TASK INSTRUCTIONS – Can you rewrite the items from the very first one through the line containing "490, 149, 536]", changing "lesson-number-cell" to "lesson-index-cell" and leaving everything else unchanged?

--- start RECORDS FOR THE TASK ---

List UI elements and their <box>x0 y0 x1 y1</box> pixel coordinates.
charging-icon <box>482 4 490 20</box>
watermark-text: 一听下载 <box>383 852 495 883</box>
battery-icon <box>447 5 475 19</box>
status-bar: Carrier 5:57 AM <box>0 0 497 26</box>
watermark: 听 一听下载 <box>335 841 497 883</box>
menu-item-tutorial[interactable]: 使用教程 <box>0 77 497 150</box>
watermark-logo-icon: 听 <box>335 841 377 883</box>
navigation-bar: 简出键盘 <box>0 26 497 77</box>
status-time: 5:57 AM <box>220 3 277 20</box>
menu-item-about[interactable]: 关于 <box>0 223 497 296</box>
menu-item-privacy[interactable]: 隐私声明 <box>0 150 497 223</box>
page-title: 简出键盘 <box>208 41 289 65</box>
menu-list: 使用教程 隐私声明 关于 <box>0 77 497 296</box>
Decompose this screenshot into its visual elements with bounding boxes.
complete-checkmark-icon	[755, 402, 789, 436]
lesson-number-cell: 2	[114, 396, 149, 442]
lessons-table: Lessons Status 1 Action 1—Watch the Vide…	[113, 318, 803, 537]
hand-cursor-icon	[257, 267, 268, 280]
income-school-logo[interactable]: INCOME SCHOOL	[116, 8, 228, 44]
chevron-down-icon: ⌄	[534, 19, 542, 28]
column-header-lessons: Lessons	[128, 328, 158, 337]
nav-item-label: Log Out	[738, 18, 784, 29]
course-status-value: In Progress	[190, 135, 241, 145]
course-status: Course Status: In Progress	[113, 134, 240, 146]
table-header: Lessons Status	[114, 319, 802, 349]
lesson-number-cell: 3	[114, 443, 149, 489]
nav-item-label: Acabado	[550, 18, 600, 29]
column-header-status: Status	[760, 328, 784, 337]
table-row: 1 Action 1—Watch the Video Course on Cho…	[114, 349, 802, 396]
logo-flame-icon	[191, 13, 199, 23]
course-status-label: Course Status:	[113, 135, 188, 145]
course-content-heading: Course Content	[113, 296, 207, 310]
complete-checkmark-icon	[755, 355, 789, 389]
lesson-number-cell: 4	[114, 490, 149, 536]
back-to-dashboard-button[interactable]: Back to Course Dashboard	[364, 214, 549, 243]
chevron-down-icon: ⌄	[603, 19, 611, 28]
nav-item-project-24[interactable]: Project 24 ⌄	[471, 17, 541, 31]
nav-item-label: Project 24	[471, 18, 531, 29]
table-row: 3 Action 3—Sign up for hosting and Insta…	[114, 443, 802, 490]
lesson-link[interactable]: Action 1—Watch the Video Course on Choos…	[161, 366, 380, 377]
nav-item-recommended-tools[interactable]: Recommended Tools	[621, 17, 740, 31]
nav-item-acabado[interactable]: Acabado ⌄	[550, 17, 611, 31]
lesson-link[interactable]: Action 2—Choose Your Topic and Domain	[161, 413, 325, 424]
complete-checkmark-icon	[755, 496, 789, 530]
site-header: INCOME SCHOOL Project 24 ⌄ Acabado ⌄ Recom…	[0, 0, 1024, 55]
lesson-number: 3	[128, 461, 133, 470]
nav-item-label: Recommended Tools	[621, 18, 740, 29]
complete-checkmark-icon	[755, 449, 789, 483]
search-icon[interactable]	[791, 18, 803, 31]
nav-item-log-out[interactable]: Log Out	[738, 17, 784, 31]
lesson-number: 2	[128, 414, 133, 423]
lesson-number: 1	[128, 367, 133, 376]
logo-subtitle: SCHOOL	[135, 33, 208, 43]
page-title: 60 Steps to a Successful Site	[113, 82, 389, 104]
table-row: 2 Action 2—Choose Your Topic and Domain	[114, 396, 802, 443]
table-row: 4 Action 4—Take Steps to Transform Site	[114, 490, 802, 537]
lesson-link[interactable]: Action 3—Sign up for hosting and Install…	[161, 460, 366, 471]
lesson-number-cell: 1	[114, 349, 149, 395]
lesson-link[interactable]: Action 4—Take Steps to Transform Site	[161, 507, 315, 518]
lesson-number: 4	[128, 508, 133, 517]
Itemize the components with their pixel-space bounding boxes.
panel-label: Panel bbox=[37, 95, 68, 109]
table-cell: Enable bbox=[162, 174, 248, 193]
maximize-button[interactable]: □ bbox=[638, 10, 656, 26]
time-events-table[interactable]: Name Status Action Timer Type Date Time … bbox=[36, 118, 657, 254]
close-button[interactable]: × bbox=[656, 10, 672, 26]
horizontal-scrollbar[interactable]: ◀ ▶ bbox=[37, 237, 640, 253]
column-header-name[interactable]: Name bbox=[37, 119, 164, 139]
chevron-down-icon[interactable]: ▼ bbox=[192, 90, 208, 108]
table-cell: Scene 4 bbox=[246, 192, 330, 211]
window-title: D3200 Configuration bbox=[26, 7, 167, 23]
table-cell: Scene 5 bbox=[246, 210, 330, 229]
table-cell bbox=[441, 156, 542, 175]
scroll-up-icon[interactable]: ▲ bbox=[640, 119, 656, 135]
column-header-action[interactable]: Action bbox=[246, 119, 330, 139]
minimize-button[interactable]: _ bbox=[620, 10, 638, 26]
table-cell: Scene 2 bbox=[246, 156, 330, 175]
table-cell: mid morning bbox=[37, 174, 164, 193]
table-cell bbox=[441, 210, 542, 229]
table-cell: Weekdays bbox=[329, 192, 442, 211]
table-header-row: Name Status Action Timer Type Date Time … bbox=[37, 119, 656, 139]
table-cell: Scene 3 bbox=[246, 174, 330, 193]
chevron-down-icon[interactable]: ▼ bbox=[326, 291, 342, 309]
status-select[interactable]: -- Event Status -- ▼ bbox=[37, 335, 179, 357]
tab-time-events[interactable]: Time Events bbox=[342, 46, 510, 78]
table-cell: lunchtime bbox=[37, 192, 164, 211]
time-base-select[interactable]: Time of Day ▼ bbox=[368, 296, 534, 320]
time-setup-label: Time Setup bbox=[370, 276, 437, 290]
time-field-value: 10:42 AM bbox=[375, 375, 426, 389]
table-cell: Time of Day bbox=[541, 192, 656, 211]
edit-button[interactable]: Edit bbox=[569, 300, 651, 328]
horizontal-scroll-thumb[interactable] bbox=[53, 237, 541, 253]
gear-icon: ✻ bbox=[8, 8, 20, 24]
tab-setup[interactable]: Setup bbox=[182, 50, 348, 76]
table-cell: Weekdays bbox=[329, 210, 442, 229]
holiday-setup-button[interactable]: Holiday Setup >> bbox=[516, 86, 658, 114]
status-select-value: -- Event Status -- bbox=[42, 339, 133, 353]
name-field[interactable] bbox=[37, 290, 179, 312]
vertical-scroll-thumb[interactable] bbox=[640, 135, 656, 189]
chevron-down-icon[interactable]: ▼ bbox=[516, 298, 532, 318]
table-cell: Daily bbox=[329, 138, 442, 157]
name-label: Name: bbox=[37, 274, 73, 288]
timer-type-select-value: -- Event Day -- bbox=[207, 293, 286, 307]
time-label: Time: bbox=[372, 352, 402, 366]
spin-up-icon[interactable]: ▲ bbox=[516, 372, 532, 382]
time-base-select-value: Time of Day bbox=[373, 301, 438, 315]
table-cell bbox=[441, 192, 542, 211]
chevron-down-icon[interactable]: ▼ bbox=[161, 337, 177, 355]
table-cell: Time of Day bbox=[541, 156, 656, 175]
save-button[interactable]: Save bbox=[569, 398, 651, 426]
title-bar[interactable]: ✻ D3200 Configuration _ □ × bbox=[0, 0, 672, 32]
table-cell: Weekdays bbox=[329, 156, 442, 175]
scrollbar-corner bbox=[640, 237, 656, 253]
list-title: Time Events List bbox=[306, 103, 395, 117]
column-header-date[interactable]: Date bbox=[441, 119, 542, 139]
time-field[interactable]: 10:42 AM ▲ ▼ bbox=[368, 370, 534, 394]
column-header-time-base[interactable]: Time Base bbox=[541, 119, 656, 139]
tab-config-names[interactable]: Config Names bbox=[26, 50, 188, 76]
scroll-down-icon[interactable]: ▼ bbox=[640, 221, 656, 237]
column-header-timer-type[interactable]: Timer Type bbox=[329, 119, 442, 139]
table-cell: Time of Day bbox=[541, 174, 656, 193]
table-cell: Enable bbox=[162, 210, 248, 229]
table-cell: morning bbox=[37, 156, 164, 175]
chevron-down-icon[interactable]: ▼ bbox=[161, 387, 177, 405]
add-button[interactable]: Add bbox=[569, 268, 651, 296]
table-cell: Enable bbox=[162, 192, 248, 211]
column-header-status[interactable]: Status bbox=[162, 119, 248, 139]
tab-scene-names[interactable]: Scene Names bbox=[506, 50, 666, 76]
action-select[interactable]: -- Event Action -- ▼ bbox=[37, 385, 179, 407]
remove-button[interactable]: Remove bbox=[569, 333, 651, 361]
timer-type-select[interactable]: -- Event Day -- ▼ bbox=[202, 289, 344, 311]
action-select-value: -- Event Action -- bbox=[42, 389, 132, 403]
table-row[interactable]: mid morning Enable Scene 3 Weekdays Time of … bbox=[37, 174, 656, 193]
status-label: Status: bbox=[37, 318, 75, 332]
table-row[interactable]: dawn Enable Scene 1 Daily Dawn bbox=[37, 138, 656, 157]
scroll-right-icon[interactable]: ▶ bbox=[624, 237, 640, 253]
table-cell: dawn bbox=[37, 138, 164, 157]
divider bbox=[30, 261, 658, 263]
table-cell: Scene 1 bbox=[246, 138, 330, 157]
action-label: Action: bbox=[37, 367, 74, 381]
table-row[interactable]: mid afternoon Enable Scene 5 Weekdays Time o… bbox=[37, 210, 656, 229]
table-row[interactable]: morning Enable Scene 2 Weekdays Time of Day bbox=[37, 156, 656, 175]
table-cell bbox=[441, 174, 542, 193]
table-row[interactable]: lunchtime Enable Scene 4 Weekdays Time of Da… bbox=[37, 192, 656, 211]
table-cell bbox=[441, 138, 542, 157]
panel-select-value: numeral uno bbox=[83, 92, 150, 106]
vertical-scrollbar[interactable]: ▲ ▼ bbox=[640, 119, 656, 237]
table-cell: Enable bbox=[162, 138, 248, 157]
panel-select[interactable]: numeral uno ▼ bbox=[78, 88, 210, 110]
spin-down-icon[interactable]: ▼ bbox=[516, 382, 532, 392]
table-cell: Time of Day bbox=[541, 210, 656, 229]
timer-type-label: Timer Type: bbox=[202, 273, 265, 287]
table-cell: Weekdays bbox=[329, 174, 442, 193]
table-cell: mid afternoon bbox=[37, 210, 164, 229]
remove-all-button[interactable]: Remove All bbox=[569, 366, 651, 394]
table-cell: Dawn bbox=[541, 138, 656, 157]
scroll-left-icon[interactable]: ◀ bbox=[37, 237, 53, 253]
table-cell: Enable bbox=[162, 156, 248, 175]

--- end RECORDS FOR THE TASK ---

SOLUTION FOR THIS EXERCISE –
List UI elements and their <box>x0 y0 x1 y1</box> pixel coordinates.
charging-icon <box>482 4 490 20</box>
watermark-text: 一听下载 <box>383 852 495 883</box>
battery-icon <box>447 5 475 19</box>
status-bar: Carrier 5:57 AM <box>0 0 497 26</box>
watermark: 听 一听下载 <box>335 841 497 883</box>
menu-item-tutorial[interactable]: 使用教程 <box>0 77 497 150</box>
watermark-logo-icon: 听 <box>335 841 377 883</box>
navigation-bar: 简出键盘 <box>0 26 497 77</box>
status-time: 5:57 AM <box>220 3 277 20</box>
menu-item-about[interactable]: 关于 <box>0 223 497 296</box>
menu-item-privacy[interactable]: 隐私声明 <box>0 150 497 223</box>
page-title: 简出键盘 <box>208 41 289 65</box>
menu-list: 使用教程 隐私声明 关于 <box>0 77 497 296</box>
Decompose this screenshot into its visual elements with bounding boxes.
complete-checkmark-icon	[755, 402, 789, 436]
lesson-index-cell: 2	[114, 396, 149, 442]
lessons-table: Lessons Status 1 Action 1—Watch the Vide…	[113, 318, 803, 537]
hand-cursor-icon	[257, 267, 268, 280]
income-school-logo[interactable]: INCOME SCHOOL	[116, 8, 228, 44]
chevron-down-icon: ⌄	[534, 19, 542, 28]
column-header-lessons: Lessons	[128, 328, 158, 337]
nav-item-label: Log Out	[738, 18, 784, 29]
course-status-value: In Progress	[190, 135, 241, 145]
course-status: Course Status: In Progress	[113, 134, 240, 146]
table-header: Lessons Status	[114, 319, 802, 349]
lesson-index-cell: 3	[114, 443, 149, 489]
nav-item-label: Acabado	[550, 18, 600, 29]
column-header-status: Status	[760, 328, 784, 337]
table-row: 1 Action 1—Watch the Video Course on Cho…	[114, 349, 802, 396]
logo-flame-icon	[191, 13, 199, 23]
course-status-label: Course Status:	[113, 135, 188, 145]
course-content-heading: Course Content	[113, 296, 207, 310]
complete-checkmark-icon	[755, 355, 789, 389]
lesson-index-cell: 4	[114, 490, 149, 536]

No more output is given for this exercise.